• **EXTRACTED ENTRIES**

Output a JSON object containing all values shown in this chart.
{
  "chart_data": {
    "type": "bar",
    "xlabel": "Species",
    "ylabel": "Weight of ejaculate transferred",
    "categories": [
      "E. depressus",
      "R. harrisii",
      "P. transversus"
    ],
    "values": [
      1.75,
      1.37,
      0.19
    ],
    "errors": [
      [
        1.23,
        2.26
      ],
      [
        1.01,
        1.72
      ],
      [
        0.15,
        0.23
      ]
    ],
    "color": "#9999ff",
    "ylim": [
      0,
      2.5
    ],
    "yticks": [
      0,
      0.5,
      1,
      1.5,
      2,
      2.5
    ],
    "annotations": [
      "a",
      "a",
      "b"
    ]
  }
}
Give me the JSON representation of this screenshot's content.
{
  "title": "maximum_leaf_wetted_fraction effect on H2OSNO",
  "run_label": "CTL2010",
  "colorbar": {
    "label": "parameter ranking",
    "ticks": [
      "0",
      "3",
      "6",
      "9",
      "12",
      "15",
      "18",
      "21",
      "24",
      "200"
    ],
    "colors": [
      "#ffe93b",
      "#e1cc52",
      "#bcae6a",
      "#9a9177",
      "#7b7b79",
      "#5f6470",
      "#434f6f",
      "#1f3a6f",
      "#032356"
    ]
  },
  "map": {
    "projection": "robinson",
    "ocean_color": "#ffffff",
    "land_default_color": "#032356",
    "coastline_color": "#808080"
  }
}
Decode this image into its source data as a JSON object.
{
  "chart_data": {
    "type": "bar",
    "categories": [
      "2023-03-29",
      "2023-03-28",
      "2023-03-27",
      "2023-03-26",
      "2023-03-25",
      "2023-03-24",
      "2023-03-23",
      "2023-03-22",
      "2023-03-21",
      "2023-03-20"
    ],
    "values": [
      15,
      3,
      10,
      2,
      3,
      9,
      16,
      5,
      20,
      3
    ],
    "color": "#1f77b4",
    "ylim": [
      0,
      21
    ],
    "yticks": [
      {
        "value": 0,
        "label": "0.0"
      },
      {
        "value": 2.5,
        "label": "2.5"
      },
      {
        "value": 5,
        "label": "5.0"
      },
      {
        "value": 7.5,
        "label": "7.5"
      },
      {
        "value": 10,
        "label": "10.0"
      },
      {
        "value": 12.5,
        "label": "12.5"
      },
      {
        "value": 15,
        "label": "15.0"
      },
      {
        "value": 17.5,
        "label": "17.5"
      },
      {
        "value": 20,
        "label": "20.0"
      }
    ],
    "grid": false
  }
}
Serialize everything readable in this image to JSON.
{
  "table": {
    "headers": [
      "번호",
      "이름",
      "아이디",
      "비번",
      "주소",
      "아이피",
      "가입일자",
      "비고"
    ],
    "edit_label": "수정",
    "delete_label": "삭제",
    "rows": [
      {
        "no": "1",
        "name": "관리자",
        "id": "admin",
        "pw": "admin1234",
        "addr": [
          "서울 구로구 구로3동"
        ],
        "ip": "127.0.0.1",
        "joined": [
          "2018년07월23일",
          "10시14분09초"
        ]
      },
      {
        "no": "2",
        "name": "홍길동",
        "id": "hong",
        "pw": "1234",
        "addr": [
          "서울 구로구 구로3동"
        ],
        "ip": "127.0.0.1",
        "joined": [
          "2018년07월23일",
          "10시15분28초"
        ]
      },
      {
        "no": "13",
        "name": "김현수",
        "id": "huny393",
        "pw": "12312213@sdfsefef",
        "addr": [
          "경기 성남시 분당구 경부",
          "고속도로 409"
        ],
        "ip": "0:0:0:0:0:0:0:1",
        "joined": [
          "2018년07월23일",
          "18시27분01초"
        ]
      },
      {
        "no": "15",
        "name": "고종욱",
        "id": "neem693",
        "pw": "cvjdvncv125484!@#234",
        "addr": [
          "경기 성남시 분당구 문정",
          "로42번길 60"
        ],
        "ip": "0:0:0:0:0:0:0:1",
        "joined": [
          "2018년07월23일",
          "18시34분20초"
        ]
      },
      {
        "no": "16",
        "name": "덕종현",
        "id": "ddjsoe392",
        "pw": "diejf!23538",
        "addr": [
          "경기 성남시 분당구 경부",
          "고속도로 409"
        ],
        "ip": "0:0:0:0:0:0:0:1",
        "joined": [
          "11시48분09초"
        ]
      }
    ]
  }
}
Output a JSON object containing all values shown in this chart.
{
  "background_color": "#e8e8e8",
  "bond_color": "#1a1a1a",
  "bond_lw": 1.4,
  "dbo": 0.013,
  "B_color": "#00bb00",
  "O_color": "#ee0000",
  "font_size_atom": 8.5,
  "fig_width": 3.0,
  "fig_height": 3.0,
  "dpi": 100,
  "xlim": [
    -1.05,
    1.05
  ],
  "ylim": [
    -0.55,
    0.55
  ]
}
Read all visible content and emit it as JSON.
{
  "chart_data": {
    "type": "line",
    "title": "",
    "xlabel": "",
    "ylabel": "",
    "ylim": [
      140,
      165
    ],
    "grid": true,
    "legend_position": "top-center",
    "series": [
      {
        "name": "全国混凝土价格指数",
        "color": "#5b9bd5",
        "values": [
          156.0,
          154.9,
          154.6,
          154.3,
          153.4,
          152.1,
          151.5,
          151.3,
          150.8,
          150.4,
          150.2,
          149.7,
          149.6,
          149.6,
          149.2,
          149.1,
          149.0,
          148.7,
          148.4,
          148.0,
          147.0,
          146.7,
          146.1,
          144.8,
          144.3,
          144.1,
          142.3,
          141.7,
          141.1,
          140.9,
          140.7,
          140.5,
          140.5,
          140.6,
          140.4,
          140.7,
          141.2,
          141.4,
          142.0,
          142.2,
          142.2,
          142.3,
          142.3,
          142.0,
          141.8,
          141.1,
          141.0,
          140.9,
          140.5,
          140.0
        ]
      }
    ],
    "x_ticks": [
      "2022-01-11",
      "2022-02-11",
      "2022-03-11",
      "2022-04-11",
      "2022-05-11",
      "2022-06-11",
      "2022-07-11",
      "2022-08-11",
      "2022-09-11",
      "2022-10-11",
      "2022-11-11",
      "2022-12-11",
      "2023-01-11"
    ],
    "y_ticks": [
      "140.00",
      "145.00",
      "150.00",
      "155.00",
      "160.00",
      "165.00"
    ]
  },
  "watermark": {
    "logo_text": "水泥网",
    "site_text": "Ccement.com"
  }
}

• **DO THIS**
Write out the material from the first line to the last, exactly.

• **WRITTEN RESPONSE**
Output a JSON object containing all values shown in this chart.
{
  "chart_data": {
    "type": "bar",
    "xlabel": "Species",
    "ylabel": "Weight of ejaculate transferred",
    "categories": [
      "E. depressus",
      "R. harrisii",
      "P. transversus"
    ],
    "values": [
      1.75,
      1.37,
      0.19
    ],
    "errors": [
      [
        1.23,
        2.26
      ],
      [
        1.01,
        1.72
      ],
      [
        0.15,
        0.23
      ]
    ],
    "color": "#9999ff",
    "ylim": [
      0,
      2.5
    ],
    "yticks": [
      0,
      0.5,
      1,
      1.5,
      2,
      2.5
    ],
    "annotations": [
      "a",
      "a",
      "b"
    ]
  }
}
Give me the JSON representation of this screenshot's content.
{
  "title": "maximum_leaf_wetted_fraction effect on H2OSNO",
  "run_label": "CTL2010",
  "colorbar": {
    "label": "parameter ranking",
    "ticks": [
      "0",
      "3",
      "6",
      "9",
      "12",
      "15",
      "18",
      "21",
      "24",
      "200"
    ],
    "colors": [
      "#ffe93b",
      "#e1cc52",
      "#bcae6a",
      "#9a9177",
      "#7b7b79",
      "#5f6470",
      "#434f6f",
      "#1f3a6f",
      "#032356"
    ]
  },
  "map": {
    "projection": "robinson",
    "ocean_color": "#ffffff",
    "land_default_color": "#032356",
    "coastline_color": "#808080"
  }
}
Decode this image into its source data as a JSON object.
{
  "chart_data": {
    "type": "bar",
    "categories": [
      "2023-03-29",
      "2023-03-28",
      "2023-03-27",
      "2023-03-26",
      "2023-03-25",
      "2023-03-24",
      "2023-03-23",
      "2023-03-22",
      "2023-03-21",
      "2023-03-20"
    ],
    "values": [
      15,
      3,
      10,
      2,
      3,
      9,
      16,
      5,
      20,
      3
    ],
    "color": "#1f77b4",
    "ylim": [
      0,
      21
    ],
    "yticks": [
      {
        "value": 0,
        "label": "0.0"
      },
      {
        "value": 2.5,
        "label": "2.5"
      },
      {
        "value": 5,
        "label": "5.0"
      },
      {
        "value": 7.5,
        "label": "7.5"
      },
      {
        "value": 10,
        "label": "10.0"
      },
      {
        "value": 12.5,
        "label": "12.5"
      },
      {
        "value": 15,
        "label": "15.0"
      },
      {
        "value": 17.5,
        "label": "17.5"
      },
      {
        "value": 20,
        "label": "20.0"
      }
    ],
    "grid": false
  }
}
Serialize everything readable in this image to JSON.
{
  "table": {
    "headers": [
      "번호",
      "이름",
      "아이디",
      "비번",
      "주소",
      "아이피",
      "가입일자",
      "비고"
    ],
    "edit_label": "수정",
    "delete_label": "삭제",
    "rows": [
      {
        "no": "1",
        "name": "관리자",
        "id": "admin",
        "pw": "admin1234",
        "addr": [
          "서울 구로구 구로3동"
        ],
        "ip": "127.0.0.1",
        "joined": [
          "2018년07월23일",
          "10시14분09초"
        ]
      },
      {
        "no": "2",
        "name": "홍길동",
        "id": "hong",
        "pw": "1234",
        "addr": [
          "서울 구로구 구로3동"
        ],
        "ip": "127.0.0.1",
        "joined": [
          "2018년07월23일",
          "10시15분28초"
        ]
      },
      {
        "no": "13",
        "name": "김현수",
        "id": "huny393",
        "pw": "12312213@sdfsefef",
        "addr": [
          "경기 성남시 분당구 경부",
          "고속도로 409"
        ],
        "ip": "0:0:0:0:0:0:0:1",
        "joined": [
          "2018년07월23일",
          "18시27분01초"
        ]
      },
      {
        "no": "15",
        "name": "고종욱",
        "id": "neem693",
        "pw": "cvjdvncv125484!@#234",
        "addr": [
          "경기 성남시 분당구 문정",
          "로42번길 60"
        ],
        "ip": "0:0:0:0:0:0:0:1",
        "joined": [
          "2018년07월23일",
          "18시34분20초"
        ]
      },
      {
        "no": "16",
        "name": "덕종현",
        "id": "ddjsoe392",
        "pw": "diejf!23538",
        "addr": [
          "경기 성남시 분당구 경부",
          "고속도로 409"
        ],
        "ip": "0:0:0:0:0:0:0:1",
        "joined": [
          "11시48분09초"
        ]
      }
    ]
  }
}
Output a JSON object containing all values shown in this chart.
{
  "background_color": "#e8e8e8",
  "bond_color": "#1a1a1a",
  "bond_lw": 1.4,
  "dbo": 0.013,
  "B_color": "#00bb00",
  "O_color": "#ee0000",
  "font_size_atom": 8.5,
  "fig_width": 3.0,
  "fig_height": 3.0,
  "dpi": 100,
  "xlim": [
    -1.05,
    1.05
  ],
  "ylim": [
    -0.55,
    0.55
  ]
}
Read all visible content and emit it as JSON.
{
  "chart_data": {
    "type": "line",
    "title": "",
    "xlabel": "",
    "ylabel": "",
    "ylim": [
      140,
      165
    ],
    "grid": true,
    "legend_position": "top-center",
    "series": [
      {
        "name": "全国混凝土价格指数",
        "color": "#5b9bd5",
        "values": [
          156.0,
          154.9,
          154.6,
          154.3,
          153.4,
          152.1,
          151.5,
          151.3,
          150.8,
          150.4,
          150.2,
          149.7,
          149.6,
          149.6,
          149.2,
          149.1,
          149.0,
          148.7,
          148.4,
          148.0,
          147.0,
          146.7,
          146.1,
          144.8,
          144.3,
          144.1,
          142.3,
          141.7,
          141.1,
          140.9,
          140.7,
          140.5,
          140.5,
          140.6,
          140.4,
          140.7,
          141.2,
          141.4,
          142.0,
          142.2,
          142.2,
          142.3,
          142.3,
          142.0,
          141.8,
          141.1,
          141.0,
          140.9,
          140.5,
          140.0
        ]
      }
    ],
    "x_ticks": [
      "2022-01-11",
      "2022-02-11",
      "2022-03-11",
      "2022-04-11",
      "2022-05-11",
      "2022-06-11",
      "2022-07-11",
      "2022-08-11",
      "2022-09-11",
      "2022-10-11",
      "2022-11-11",
      "2022-12-11",
      "2023-01-11"
    ],
    "y_ticks": [
      "140.00",
      "145.00",
      "150.00",
      "155.00",
      "160.00",
      "165.00"
    ]
  },
  "watermark": {
    "logo_text": "水泥网",
    "site_text": "Ccement.com"
  }
}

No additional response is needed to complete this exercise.